Figure content listings

"""

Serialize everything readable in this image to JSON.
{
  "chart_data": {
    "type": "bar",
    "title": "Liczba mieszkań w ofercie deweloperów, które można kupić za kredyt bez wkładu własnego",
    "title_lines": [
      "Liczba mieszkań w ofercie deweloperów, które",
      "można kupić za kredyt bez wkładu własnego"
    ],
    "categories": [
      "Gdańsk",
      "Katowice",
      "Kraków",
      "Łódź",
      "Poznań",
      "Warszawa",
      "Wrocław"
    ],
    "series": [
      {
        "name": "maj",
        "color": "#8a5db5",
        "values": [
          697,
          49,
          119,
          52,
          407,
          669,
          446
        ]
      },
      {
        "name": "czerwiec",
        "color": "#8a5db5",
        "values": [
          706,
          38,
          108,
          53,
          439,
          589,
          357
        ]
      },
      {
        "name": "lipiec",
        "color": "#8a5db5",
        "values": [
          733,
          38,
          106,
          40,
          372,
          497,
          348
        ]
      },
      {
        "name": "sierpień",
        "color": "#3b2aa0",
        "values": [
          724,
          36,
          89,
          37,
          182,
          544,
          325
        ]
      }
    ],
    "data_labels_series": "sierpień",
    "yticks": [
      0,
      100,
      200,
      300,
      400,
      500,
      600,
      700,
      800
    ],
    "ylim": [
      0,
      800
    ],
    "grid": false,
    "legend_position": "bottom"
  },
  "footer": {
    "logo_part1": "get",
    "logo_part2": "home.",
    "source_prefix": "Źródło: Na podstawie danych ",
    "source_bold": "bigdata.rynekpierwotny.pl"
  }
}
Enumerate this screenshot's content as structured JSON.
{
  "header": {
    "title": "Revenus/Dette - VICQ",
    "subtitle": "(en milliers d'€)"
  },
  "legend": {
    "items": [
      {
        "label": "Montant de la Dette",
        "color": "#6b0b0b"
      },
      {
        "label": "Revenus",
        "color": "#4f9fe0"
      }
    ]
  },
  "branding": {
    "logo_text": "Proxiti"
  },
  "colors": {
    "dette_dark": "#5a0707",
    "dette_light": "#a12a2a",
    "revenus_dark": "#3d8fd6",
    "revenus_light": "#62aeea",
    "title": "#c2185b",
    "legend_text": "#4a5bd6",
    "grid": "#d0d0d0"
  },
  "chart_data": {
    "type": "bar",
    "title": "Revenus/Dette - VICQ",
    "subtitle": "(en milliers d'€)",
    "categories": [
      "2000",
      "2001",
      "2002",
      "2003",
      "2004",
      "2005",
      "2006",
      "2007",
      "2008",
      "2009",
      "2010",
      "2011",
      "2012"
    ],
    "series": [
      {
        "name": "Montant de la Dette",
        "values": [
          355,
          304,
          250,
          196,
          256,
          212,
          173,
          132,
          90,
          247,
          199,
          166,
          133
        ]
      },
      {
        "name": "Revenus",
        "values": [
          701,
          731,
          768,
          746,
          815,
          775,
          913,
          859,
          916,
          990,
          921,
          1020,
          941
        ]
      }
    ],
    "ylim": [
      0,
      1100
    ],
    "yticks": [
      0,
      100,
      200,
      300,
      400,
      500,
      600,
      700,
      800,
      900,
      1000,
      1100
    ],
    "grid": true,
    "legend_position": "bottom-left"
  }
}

"""

In the entries above, find lines with "Liczba" and copy each.

* Worked solution
    "title": "Liczba mieszkań w ofercie deweloperów, które można kupić za kredyt bez wkładu własnego",
      "Liczba mieszkań w ofercie deweloperów, które",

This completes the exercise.